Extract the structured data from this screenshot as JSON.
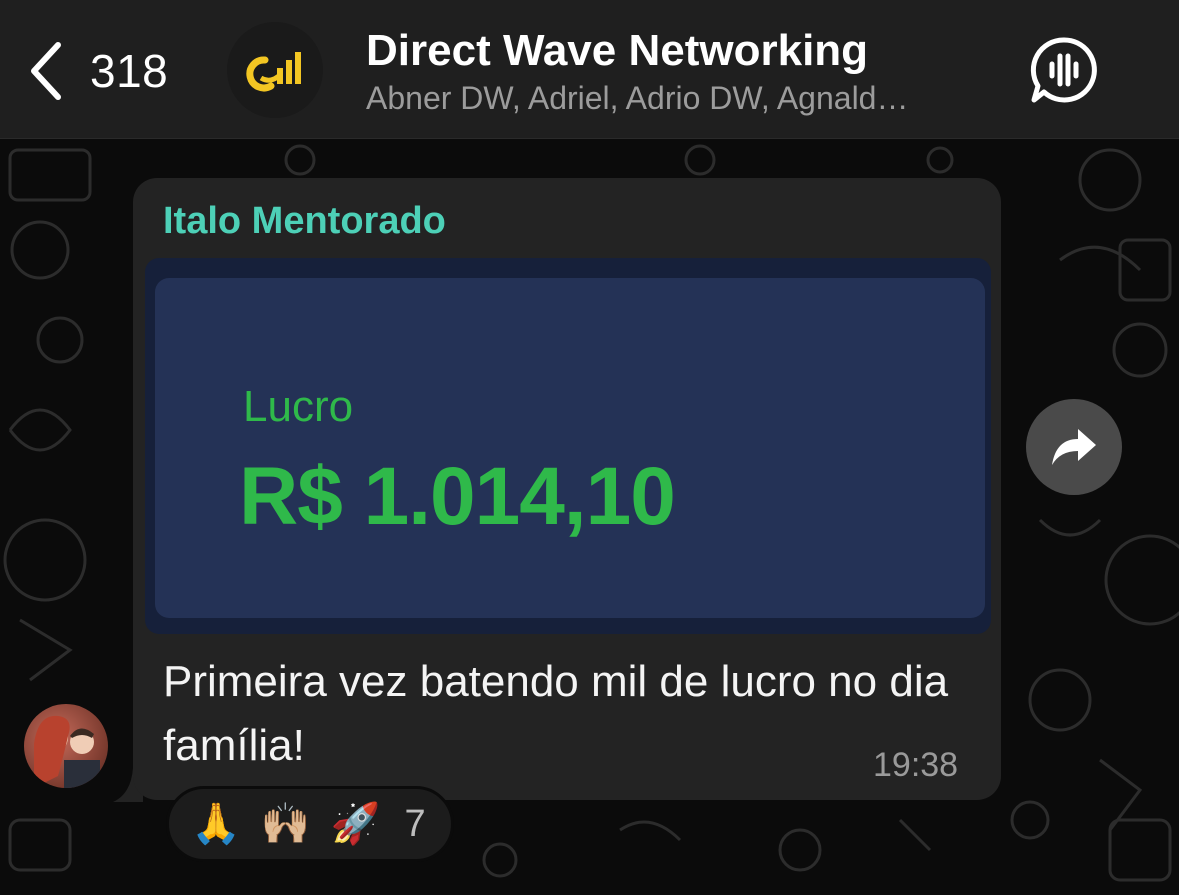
{
  "header": {
    "back_count": "318",
    "group_name": "Direct Wave Networking",
    "group_members": "Abner DW, Adriel, Adrio DW, Agnald…",
    "avatar_icon": "direct-wave-logo",
    "call_icon": "group-voice-call-icon"
  },
  "message": {
    "sender": "Italo Mentorado",
    "media": {
      "label": "Lucro",
      "value": "R$ 1.014,10"
    },
    "text": "Primeira vez batendo mil de lucro no dia família!",
    "time": "19:38"
  },
  "reactions": {
    "emojis": [
      "🙏",
      "🙌🏼",
      "🚀"
    ],
    "count": "7"
  },
  "colors": {
    "sender_name": "#4dd0b7",
    "profit_green": "#2fb94a",
    "bubble": "#232323",
    "header": "#1f1f1f"
  }
}
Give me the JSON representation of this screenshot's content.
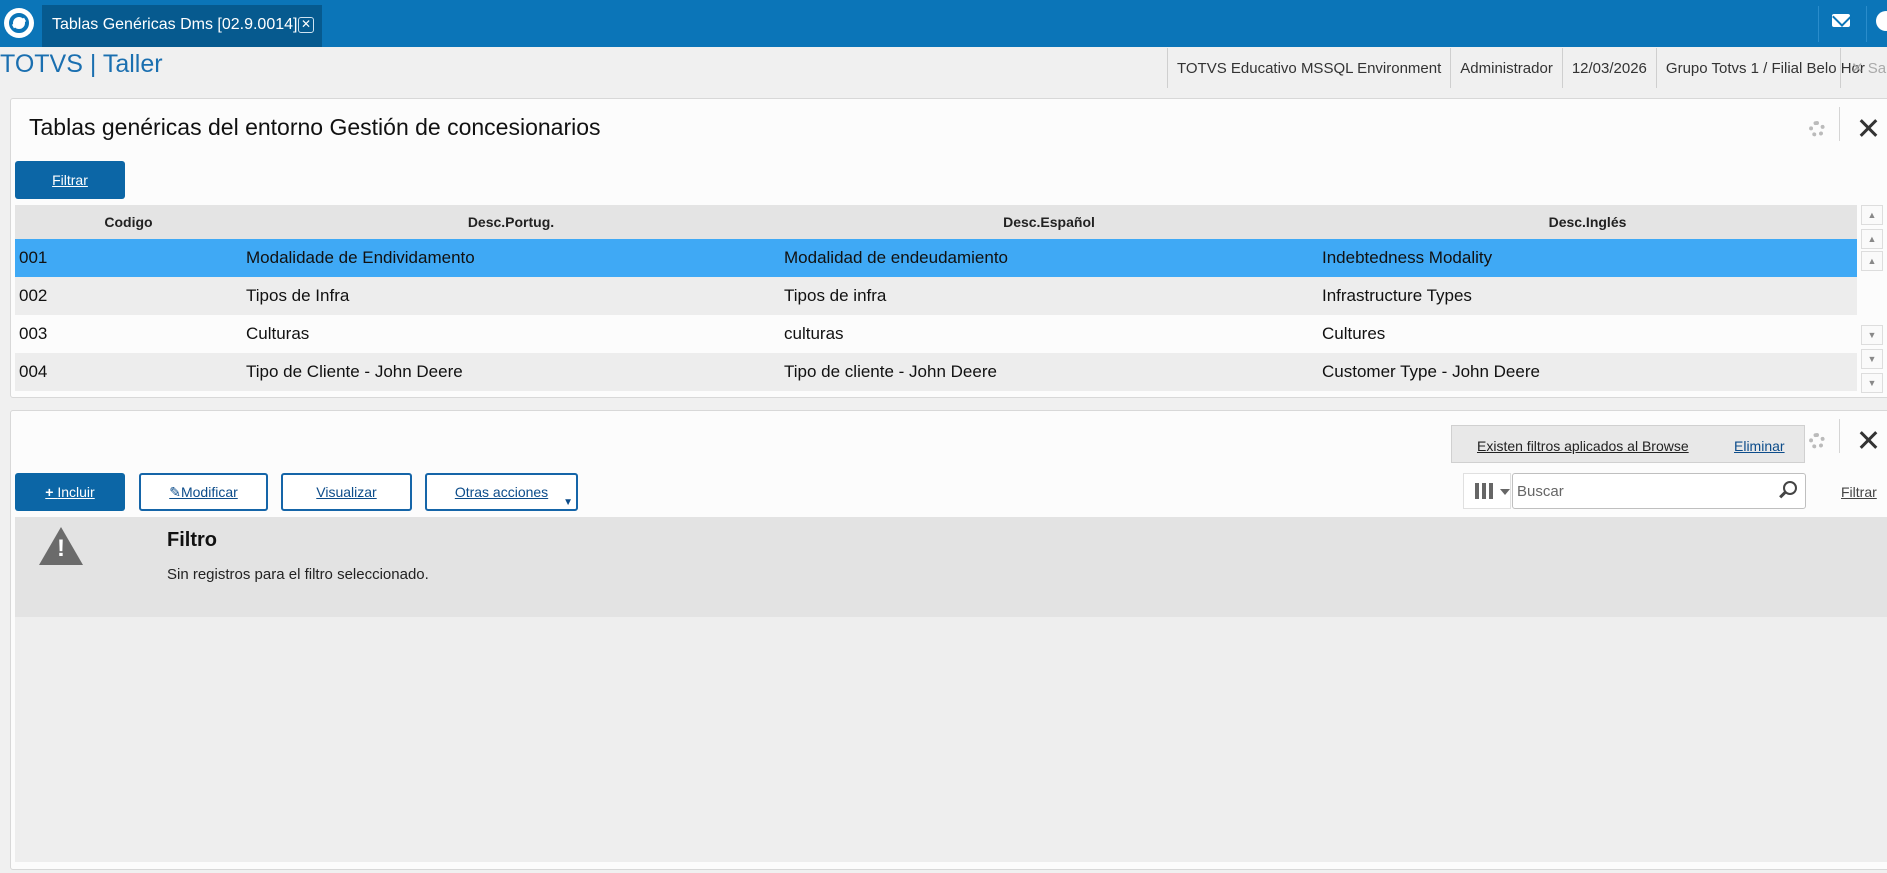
##########
TASK REQUIREMENTS: All of the lines above should be retyped precisely, apart from the pictures.

EXERCISE ANSWER:
Extract the structured data from this screenshot as JSON.
{
  "header": {
    "back_count": "318",
    "group_name": "Direct Wave Networking",
    "group_members": "Abner DW, Adriel, Adrio DW, Agnald…",
    "avatar_icon": "direct-wave-logo",
    "call_icon": "group-voice-call-icon"
  },
  "message": {
    "sender": "Italo Mentorado",
    "media": {
      "label": "Lucro",
      "value": "R$ 1.014,10"
    },
    "text": "Primeira vez batendo mil de lucro no dia família!",
    "time": "19:38"
  },
  "reactions": {
    "emojis": [
      "🙏",
      "🙌🏼",
      "🚀"
    ],
    "count": "7"
  },
  "colors": {
    "sender_name": "#4dd0b7",
    "profit_green": "#2fb94a",
    "bubble": "#232323",
    "header": "#1f1f1f"
  }
}
Give me the JSON representation of this screenshot's content.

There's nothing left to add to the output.